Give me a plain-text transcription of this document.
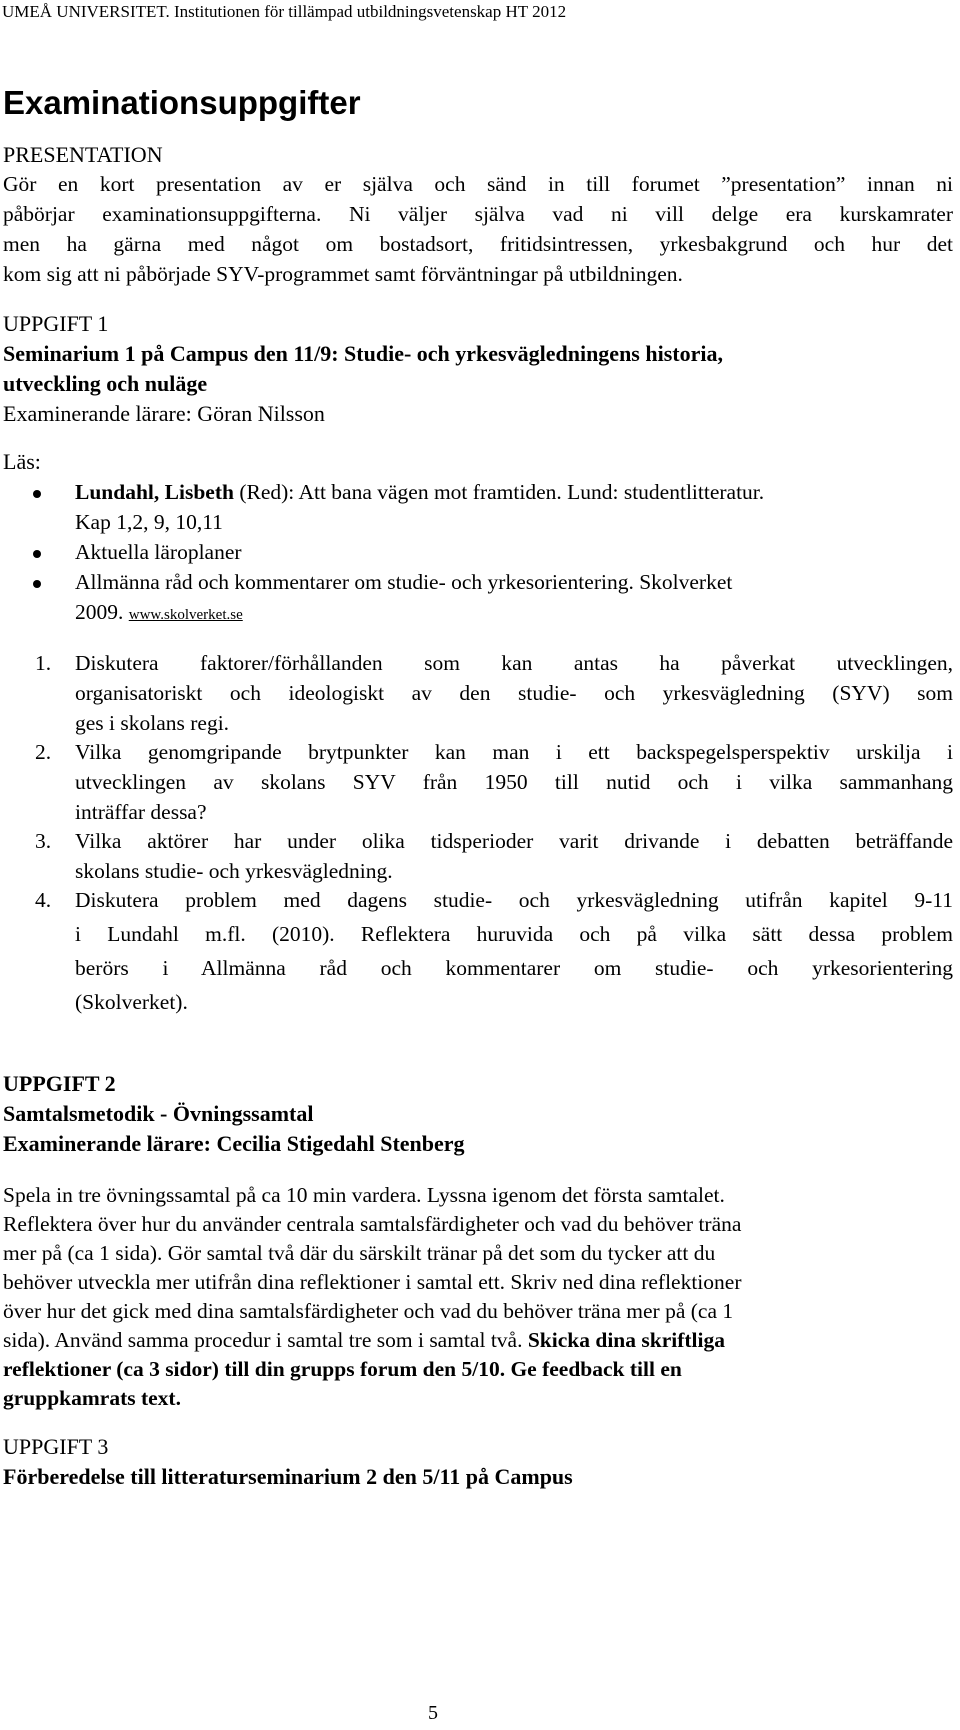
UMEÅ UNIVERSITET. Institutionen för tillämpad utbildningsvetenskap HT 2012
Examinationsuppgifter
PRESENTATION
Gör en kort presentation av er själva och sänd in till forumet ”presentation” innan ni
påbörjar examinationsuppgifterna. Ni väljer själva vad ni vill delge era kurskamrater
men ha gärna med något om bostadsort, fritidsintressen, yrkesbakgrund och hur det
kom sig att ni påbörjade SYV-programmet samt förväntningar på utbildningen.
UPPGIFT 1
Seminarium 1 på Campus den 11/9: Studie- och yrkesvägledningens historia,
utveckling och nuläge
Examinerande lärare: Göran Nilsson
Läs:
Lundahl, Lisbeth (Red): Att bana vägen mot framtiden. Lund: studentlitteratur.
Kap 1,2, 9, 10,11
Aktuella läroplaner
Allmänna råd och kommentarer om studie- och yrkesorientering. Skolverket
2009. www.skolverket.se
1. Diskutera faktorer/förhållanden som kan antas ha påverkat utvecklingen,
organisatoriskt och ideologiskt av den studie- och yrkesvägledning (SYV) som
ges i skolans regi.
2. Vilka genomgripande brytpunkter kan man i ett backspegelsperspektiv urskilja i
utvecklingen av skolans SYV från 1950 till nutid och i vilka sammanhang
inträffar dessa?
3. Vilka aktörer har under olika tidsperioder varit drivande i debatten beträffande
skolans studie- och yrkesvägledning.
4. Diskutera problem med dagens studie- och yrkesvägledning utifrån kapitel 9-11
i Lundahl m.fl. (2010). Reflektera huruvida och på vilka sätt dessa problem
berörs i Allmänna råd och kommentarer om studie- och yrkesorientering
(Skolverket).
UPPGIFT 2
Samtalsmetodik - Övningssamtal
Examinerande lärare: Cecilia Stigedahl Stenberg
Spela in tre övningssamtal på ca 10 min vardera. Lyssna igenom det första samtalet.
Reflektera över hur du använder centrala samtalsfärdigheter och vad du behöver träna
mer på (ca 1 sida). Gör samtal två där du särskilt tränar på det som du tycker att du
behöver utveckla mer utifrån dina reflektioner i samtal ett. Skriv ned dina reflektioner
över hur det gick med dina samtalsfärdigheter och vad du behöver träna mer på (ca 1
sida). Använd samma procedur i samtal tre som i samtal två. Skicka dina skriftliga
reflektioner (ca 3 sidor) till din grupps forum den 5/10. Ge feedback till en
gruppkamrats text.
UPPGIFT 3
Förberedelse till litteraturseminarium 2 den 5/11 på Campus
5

---*---

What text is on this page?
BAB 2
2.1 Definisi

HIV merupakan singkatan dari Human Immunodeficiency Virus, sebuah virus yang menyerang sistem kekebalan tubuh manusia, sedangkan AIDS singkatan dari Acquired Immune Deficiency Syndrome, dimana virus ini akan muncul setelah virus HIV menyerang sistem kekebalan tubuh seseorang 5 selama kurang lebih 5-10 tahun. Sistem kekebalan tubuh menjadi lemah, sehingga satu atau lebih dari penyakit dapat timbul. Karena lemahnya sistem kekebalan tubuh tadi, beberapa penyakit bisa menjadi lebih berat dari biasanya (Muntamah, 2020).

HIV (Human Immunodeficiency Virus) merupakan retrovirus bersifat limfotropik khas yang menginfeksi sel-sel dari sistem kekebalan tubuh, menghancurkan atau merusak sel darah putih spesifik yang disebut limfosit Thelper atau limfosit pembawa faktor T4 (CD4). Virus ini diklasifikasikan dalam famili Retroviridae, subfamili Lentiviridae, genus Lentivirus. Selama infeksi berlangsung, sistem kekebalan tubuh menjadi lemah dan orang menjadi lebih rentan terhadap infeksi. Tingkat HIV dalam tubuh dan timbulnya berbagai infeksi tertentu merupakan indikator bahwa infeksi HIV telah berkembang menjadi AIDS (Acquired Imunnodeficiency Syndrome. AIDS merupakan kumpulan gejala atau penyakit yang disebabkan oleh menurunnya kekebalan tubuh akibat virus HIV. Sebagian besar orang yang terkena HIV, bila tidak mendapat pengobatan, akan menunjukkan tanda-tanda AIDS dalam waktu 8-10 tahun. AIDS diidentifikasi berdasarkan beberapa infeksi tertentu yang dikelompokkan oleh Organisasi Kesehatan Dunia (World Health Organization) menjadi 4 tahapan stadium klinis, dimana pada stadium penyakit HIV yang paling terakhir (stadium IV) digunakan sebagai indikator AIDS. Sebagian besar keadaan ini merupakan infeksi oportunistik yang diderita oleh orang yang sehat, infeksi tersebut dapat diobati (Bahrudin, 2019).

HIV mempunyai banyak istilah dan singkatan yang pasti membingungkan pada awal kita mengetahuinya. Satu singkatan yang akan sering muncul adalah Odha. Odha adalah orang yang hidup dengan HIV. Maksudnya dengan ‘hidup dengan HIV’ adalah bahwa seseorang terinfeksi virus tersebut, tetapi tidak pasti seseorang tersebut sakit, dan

---*---

Exercise prompt:
In the data above, find each line where the string "Allmänna" appears, then copy it.

Exercise output:
Allmänna råd och kommentarer om studie- och yrkesorientering. Skolverket
berörs i Allmänna råd och kommentarer om studie- och yrkesorientering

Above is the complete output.